• **TASK REQUIREMENTS**: Return every entry exactly as written.

━━━

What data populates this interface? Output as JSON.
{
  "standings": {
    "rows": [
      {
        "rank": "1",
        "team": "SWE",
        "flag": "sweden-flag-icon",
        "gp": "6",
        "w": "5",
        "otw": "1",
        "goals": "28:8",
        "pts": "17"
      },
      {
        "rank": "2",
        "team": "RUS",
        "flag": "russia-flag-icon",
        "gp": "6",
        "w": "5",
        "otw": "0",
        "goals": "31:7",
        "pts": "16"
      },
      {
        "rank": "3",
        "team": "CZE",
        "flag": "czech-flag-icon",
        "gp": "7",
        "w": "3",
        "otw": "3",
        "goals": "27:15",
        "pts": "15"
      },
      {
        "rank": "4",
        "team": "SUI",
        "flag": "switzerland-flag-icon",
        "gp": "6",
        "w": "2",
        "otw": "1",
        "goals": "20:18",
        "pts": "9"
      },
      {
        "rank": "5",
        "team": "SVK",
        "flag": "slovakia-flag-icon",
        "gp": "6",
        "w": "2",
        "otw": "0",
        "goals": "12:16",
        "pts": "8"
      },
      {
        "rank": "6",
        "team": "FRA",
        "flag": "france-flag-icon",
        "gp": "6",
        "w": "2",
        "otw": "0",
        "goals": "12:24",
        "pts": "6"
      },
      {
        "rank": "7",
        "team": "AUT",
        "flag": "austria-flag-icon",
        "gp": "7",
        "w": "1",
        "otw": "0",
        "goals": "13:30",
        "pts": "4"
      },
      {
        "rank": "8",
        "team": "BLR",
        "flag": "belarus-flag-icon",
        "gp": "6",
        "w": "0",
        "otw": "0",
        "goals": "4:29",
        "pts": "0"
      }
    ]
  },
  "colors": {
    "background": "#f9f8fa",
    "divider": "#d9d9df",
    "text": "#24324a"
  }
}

━━━

• **EXERCISE SOLUTION**:
What data populates this interface? Output as JSON.
{
  "standings": {
    "rows": [
      {
        "rank": "1",
        "team": "SWE",
        "flag": "sweden-flag-icon",
        "gp": "6",
        "w": "5",
        "otw": "1",
        "goals": "28:8",
        "pts": "17"
      },
      {
        "rank": "2",
        "team": "RUS",
        "flag": "russia-flag-icon",
        "gp": "6",
        "w": "5",
        "otw": "0",
        "goals": "31:7",
        "pts": "16"
      },
      {
        "rank": "3",
        "team": "CZE",
        "flag": "czech-flag-icon",
        "gp": "7",
        "w": "3",
        "otw": "3",
        "goals": "27:15",
        "pts": "15"
      },
      {
        "rank": "4",
        "team": "SUI",
        "flag": "switzerland-flag-icon",
        "gp": "6",
        "w": "2",
        "otw": "1",
        "goals": "20:18",
        "pts": "9"
      },
      {
        "rank": "5",
        "team": "SVK",
        "flag": "slovakia-flag-icon",
        "gp": "6",
        "w": "2",
        "otw": "0",
        "goals": "12:16",
        "pts": "8"
      },
      {
        "rank": "6",
        "team": "FRA",
        "flag": "france-flag-icon",
        "gp": "6",
        "w": "2",
        "otw": "0",
        "goals": "12:24",
        "pts": "6"
      },
      {
        "rank": "7",
        "team": "AUT",
        "flag": "austria-flag-icon",
        "gp": "7",
        "w": "1",
        "otw": "0",
        "goals": "13:30",
        "pts": "4"
      },
      {
        "rank": "8",
        "team": "BLR",
        "flag": "belarus-flag-icon",
        "gp": "6",
        "w": "0",
        "otw": "0",
        "goals": "4:29",
        "pts": "0"
      }
    ]
  },
  "colors": {
    "background": "#f9f8fa",
    "divider": "#d9d9df",
    "text": "#24324a"
  }
}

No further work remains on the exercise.